Your task:
Each line that follows should be printed again exactly as it stands.

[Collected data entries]
◇ ◇ ◇ ◇ ◇
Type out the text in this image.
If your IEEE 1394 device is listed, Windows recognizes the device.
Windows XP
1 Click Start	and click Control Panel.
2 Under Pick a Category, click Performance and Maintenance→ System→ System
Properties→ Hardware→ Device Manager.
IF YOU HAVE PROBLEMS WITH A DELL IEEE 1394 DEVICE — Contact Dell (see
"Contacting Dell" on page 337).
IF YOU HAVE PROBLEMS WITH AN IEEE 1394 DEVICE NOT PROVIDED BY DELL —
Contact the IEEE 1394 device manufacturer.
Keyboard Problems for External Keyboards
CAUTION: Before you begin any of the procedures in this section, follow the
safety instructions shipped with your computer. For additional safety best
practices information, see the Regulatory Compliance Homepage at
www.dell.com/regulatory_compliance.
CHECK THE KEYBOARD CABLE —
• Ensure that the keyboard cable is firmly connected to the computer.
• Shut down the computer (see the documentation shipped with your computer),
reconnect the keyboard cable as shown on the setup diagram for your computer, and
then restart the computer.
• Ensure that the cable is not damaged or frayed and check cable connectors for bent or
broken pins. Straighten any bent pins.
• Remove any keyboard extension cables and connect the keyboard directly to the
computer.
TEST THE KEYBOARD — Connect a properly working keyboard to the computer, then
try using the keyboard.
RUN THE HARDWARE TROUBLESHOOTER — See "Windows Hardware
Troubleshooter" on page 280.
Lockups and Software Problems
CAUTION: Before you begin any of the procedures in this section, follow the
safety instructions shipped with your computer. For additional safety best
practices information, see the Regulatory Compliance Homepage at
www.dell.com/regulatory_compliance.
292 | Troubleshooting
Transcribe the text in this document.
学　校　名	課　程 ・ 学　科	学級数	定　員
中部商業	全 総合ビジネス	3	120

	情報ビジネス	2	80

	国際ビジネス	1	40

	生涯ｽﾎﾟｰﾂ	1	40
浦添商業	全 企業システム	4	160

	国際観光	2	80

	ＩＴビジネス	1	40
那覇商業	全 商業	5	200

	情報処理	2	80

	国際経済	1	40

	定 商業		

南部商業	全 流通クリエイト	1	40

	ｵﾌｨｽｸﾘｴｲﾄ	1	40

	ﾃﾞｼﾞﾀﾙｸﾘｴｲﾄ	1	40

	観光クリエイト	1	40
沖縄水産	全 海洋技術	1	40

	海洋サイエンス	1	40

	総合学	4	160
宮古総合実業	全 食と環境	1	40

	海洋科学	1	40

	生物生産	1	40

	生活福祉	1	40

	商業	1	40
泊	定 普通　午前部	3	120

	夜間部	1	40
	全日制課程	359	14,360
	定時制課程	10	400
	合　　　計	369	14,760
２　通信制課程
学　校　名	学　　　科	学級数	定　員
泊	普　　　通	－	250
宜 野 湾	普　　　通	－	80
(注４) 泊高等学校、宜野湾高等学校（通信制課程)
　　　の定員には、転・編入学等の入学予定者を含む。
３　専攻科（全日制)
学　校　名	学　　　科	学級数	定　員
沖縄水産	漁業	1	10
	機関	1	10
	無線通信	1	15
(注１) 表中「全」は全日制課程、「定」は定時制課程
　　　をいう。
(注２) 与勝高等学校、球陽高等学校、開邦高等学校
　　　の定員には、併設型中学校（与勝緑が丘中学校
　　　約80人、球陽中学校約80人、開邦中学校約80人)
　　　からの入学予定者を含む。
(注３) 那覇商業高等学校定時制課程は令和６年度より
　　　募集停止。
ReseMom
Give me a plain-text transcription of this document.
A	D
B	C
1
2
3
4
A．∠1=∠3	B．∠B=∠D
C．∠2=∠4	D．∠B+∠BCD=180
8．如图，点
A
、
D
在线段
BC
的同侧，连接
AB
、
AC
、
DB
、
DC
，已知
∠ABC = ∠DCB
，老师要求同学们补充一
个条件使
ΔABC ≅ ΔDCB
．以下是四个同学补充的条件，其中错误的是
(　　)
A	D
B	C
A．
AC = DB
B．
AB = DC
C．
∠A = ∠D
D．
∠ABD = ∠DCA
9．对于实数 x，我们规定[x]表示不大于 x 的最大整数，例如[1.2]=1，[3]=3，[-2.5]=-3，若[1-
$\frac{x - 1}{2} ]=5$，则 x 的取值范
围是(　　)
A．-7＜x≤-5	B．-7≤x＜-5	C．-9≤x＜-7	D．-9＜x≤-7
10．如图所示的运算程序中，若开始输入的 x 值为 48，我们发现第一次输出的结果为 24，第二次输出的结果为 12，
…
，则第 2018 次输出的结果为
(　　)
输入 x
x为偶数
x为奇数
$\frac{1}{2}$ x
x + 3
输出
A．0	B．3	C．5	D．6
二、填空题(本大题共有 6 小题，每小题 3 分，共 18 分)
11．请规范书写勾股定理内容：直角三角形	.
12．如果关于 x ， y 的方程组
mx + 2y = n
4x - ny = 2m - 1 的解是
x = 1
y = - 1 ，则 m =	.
◇ ◇ ◇ ◇ ◇
Answer to this exercise:
Type out the text in this image.
If your IEEE 1394 device is listed, Windows recognizes the device.
Windows XP
1 Click Start	and click Control Panel.
2 Under Pick a Category, click Performance and Maintenance→ System→ System
Properties→ Hardware→ Device Manager.
IF YOU HAVE PROBLEMS WITH A DELL IEEE 1394 DEVICE — Contact Dell (see
"Contacting Dell" on page 337).
IF YOU HAVE PROBLEMS WITH AN IEEE 1394 DEVICE NOT PROVIDED BY DELL —
Contact the IEEE 1394 device manufacturer.
Keyboard Problems for External Keyboards
CAUTION: Before you begin any of the procedures in this section, follow the
safety instructions shipped with your computer. For additional safety best
practices information, see the Regulatory Compliance Homepage at
www.dell.com/regulatory_compliance.
CHECK THE KEYBOARD CABLE —
• Ensure that the keyboard cable is firmly connected to the computer.
• Shut down the computer (see the documentation shipped with your computer),
reconnect the keyboard cable as shown on the setup diagram for your computer, and
then restart the computer.
• Ensure that the cable is not damaged or frayed and check cable connectors for bent or
broken pins. Straighten any bent pins.
• Remove any keyboard extension cables and connect the keyboard directly to the
computer.
TEST THE KEYBOARD — Connect a properly working keyboard to the computer, then
try using the keyboard.
RUN THE HARDWARE TROUBLESHOOTER — See "Windows Hardware
Troubleshooter" on page 280.
Lockups and Software Problems
CAUTION: Before you begin any of the procedures in this section, follow the
safety instructions shipped with your computer. For additional safety best
practices information, see the Regulatory Compliance Homepage at
www.dell.com/regulatory_compliance.
292 | Troubleshooting
Transcribe the text in this document.
学　校　名	課　程 ・ 学　科	学級数	定　員
中部商業	全 総合ビジネス	3	120

	情報ビジネス	2	80

	国際ビジネス	1	40

	生涯ｽﾎﾟｰﾂ	1	40
浦添商業	全 企業システム	4	160

	国際観光	2	80

	ＩＴビジネス	1	40
那覇商業	全 商業	5	200

	情報処理	2	80

	国際経済	1	40

	定 商業		

南部商業	全 流通クリエイト	1	40

	ｵﾌｨｽｸﾘｴｲﾄ	1	40

	ﾃﾞｼﾞﾀﾙｸﾘｴｲﾄ	1	40

	観光クリエイト	1	40
沖縄水産	全 海洋技術	1	40

	海洋サイエンス	1	40

	総合学	4	160
宮古総合実業	全 食と環境	1	40

	海洋科学	1	40

	生物生産	1	40

	生活福祉	1	40

	商業	1	40
泊	定 普通　午前部	3	120

	夜間部	1	40
	全日制課程	359	14,360
	定時制課程	10	400
	合　　　計	369	14,760
２　通信制課程
学　校　名	学　　　科	学級数	定　員
泊	普　　　通	－	250
宜 野 湾	普　　　通	－	80
(注４) 泊高等学校、宜野湾高等学校（通信制課程)
　　　の定員には、転・編入学等の入学予定者を含む。
３　専攻科（全日制)
学　校　名	学　　　科	学級数	定　員
沖縄水産	漁業	1	10
	機関	1	10
	無線通信	1	15
(注１) 表中「全」は全日制課程、「定」は定時制課程
　　　をいう。
(注２) 与勝高等学校、球陽高等学校、開邦高等学校
　　　の定員には、併設型中学校（与勝緑が丘中学校
　　　約80人、球陽中学校約80人、開邦中学校約80人)
　　　からの入学予定者を含む。
(注３) 那覇商業高等学校定時制課程は令和６年度より
　　　募集停止。
ReseMom
Give me a plain-text transcription of this document.
A	D
B	C
1
2
3
4
A．∠1=∠3	B．∠B=∠D
C．∠2=∠4	D．∠B+∠BCD=180
8．如图，点
A
、
D
在线段
BC
的同侧，连接
AB
、
AC
、
DB
、
DC
，已知
∠ABC = ∠DCB
，老师要求同学们补充一
个条件使
ΔABC ≅ ΔDCB
．以下是四个同学补充的条件，其中错误的是
(　　)
A	D
B	C
A．
AC = DB
B．
AB = DC
C．
∠A = ∠D
D．
∠ABD = ∠DCA
9．对于实数 x，我们规定[x]表示不大于 x 的最大整数，例如[1.2]=1，[3]=3，[-2.5]=-3，若[1-
$\frac{x - 1}{2} ]=5$，则 x 的取值范
围是(　　)
A．-7＜x≤-5	B．-7≤x＜-5	C．-9≤x＜-7	D．-9＜x≤-7
10．如图所示的运算程序中，若开始输入的 x 值为 48，我们发现第一次输出的结果为 24，第二次输出的结果为 12，
…
，则第 2018 次输出的结果为
(　　)
输入 x
x为偶数
x为奇数
$\frac{1}{2}$ x
x + 3
输出
A．0	B．3	C．5	D．6
二、填空题(本大题共有 6 小题，每小题 3 分，共 18 分)
11．请规范书写勾股定理内容：直角三角形	.
12．如果关于 x ， y 的方程组
mx + 2y = n
4x - ny = 2m - 1 的解是
x = 1
y = - 1 ，则 m =	.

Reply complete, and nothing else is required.